-- RECORD SET start --

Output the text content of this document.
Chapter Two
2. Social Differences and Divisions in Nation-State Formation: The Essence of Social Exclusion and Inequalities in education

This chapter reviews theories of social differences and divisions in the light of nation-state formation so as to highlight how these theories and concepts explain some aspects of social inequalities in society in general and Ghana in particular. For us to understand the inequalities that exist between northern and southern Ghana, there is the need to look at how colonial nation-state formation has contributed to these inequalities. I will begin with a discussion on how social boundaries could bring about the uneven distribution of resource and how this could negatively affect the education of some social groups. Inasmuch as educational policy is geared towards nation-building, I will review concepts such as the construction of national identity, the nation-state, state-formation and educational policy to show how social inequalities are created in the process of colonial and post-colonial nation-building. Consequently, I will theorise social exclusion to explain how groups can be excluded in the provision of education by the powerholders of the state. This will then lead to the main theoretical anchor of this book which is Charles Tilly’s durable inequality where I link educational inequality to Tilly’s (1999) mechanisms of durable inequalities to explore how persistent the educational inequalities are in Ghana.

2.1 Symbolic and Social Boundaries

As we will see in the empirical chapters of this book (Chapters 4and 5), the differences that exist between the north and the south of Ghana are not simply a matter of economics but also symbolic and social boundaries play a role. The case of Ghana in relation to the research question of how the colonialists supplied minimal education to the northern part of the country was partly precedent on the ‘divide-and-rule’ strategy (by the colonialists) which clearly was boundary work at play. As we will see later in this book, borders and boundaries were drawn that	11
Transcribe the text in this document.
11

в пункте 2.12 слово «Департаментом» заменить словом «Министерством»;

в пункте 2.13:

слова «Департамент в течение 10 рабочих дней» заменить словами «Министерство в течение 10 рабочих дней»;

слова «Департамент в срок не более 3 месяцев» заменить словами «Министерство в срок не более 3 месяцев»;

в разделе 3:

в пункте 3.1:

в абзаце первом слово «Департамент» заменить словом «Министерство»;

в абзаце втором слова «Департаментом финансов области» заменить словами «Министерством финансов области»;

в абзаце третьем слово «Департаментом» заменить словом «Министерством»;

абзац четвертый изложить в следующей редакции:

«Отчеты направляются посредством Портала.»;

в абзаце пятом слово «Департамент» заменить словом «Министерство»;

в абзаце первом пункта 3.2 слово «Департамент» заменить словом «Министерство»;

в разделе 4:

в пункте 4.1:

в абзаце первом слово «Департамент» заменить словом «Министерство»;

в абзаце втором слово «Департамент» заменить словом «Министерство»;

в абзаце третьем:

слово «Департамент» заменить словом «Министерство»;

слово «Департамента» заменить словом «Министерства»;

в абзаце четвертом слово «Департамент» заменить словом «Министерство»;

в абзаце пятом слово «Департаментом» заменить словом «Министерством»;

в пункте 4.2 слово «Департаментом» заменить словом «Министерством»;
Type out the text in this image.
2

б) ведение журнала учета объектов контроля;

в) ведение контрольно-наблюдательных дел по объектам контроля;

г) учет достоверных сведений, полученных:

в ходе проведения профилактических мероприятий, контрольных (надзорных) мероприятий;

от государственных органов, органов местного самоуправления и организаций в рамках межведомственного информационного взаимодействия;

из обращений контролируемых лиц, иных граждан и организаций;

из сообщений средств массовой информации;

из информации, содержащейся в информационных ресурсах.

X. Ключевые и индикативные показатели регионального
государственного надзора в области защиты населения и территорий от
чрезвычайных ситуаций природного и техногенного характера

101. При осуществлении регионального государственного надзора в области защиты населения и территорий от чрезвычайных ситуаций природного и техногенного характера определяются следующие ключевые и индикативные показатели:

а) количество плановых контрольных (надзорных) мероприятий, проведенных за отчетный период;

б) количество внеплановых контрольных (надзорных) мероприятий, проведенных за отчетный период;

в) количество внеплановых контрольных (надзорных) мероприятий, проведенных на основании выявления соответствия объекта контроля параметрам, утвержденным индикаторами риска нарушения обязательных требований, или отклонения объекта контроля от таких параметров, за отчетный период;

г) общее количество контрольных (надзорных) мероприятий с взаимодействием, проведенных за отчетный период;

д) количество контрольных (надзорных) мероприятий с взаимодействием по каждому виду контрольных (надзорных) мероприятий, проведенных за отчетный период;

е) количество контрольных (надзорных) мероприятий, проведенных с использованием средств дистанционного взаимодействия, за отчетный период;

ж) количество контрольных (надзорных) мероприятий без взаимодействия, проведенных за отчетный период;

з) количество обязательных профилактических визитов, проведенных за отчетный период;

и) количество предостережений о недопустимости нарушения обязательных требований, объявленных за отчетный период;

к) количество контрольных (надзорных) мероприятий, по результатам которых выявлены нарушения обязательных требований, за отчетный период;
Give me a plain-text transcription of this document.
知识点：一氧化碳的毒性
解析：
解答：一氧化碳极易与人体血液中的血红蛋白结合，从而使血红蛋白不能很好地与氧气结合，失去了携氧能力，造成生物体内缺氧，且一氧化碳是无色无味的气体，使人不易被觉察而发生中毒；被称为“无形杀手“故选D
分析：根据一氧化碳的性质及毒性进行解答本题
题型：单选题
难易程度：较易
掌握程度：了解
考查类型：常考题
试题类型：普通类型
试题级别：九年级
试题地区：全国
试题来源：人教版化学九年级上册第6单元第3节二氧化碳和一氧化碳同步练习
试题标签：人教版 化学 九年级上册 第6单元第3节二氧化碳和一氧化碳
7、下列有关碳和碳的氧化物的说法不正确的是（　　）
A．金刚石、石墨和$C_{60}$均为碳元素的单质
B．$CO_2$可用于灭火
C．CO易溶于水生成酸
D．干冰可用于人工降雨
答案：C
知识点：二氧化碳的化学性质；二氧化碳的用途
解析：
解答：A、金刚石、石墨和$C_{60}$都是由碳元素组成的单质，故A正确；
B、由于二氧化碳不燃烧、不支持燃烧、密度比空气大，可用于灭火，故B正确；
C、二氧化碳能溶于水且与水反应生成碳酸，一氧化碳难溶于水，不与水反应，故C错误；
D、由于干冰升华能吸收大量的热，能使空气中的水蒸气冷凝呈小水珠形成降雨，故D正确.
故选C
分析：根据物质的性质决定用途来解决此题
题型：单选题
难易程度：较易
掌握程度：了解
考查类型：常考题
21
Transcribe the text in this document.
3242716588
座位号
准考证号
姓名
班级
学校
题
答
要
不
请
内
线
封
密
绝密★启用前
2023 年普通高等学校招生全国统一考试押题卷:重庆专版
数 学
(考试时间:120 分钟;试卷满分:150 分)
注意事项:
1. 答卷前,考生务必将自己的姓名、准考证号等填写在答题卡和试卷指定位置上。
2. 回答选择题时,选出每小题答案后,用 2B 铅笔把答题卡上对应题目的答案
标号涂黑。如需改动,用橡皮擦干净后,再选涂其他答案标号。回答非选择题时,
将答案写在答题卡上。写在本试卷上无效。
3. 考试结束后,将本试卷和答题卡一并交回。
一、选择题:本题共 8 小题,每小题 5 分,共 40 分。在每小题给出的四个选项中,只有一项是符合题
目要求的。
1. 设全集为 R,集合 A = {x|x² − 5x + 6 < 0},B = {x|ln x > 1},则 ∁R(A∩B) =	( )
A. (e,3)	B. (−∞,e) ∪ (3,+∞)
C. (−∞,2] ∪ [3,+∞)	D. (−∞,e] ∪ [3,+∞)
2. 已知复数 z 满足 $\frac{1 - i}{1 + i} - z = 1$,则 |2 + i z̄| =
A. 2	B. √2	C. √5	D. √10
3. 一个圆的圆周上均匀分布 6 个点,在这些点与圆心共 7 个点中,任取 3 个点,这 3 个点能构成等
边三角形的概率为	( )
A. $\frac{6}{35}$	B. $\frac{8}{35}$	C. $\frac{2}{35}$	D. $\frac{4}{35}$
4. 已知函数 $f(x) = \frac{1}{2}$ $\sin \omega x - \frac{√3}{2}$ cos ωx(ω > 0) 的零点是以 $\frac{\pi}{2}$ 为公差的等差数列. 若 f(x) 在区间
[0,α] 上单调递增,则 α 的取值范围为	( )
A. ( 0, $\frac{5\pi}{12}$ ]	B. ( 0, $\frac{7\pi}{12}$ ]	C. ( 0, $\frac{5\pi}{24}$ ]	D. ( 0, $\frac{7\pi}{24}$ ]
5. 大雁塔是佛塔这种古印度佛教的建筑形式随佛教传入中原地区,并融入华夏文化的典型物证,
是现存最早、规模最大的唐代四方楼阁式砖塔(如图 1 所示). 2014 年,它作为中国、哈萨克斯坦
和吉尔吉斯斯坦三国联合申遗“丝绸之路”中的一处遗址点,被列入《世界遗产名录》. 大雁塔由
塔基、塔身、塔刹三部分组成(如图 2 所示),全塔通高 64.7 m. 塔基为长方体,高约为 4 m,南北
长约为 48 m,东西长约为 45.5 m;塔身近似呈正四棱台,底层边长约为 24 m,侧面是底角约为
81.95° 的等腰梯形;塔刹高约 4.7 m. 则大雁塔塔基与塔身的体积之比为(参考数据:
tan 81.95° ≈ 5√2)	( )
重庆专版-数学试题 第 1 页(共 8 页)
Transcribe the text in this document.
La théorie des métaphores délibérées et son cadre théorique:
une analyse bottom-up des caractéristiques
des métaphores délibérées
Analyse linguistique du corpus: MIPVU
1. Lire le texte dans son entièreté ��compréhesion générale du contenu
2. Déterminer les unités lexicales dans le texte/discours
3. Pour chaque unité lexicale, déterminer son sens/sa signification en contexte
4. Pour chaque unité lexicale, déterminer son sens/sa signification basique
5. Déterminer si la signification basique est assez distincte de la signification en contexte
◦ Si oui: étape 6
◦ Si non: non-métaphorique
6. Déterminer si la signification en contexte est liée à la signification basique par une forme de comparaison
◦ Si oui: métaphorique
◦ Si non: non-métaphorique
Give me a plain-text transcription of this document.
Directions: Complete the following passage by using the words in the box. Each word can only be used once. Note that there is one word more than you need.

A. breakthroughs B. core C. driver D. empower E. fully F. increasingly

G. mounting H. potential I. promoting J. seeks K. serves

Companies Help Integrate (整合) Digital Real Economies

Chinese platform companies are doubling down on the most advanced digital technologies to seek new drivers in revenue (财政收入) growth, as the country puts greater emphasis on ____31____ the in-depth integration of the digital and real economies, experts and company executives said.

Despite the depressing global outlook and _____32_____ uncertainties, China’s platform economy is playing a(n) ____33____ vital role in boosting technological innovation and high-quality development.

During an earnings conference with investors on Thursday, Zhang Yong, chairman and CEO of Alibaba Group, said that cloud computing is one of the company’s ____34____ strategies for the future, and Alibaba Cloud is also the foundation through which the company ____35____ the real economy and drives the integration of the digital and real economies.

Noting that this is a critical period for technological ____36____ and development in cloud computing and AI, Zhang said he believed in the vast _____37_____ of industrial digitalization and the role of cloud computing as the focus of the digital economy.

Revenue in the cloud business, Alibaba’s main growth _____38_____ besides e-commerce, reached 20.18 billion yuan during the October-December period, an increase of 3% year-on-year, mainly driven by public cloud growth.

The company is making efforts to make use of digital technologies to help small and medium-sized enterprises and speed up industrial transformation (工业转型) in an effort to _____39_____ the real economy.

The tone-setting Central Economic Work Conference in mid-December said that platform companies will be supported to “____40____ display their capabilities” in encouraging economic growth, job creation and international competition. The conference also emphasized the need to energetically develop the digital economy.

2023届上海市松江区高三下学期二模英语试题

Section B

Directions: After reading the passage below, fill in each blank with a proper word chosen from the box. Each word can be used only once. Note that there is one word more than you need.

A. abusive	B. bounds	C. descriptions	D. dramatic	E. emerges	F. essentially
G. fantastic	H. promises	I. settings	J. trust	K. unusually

-- RECORD SET end --

SET TASK: Wherever "signification" shows up in a line, copy that line.

TASK ANSWER:
3. Pour chaque unité lexicale, déterminer son sens/sa signification en contexte
4. Pour chaque unité lexicale, déterminer son sens/sa signification basique
5. Déterminer si la signification basique est assez distincte de la signification en contexte
6. Déterminer si la signification en contexte est liée à la signification basique par une forme de comparaison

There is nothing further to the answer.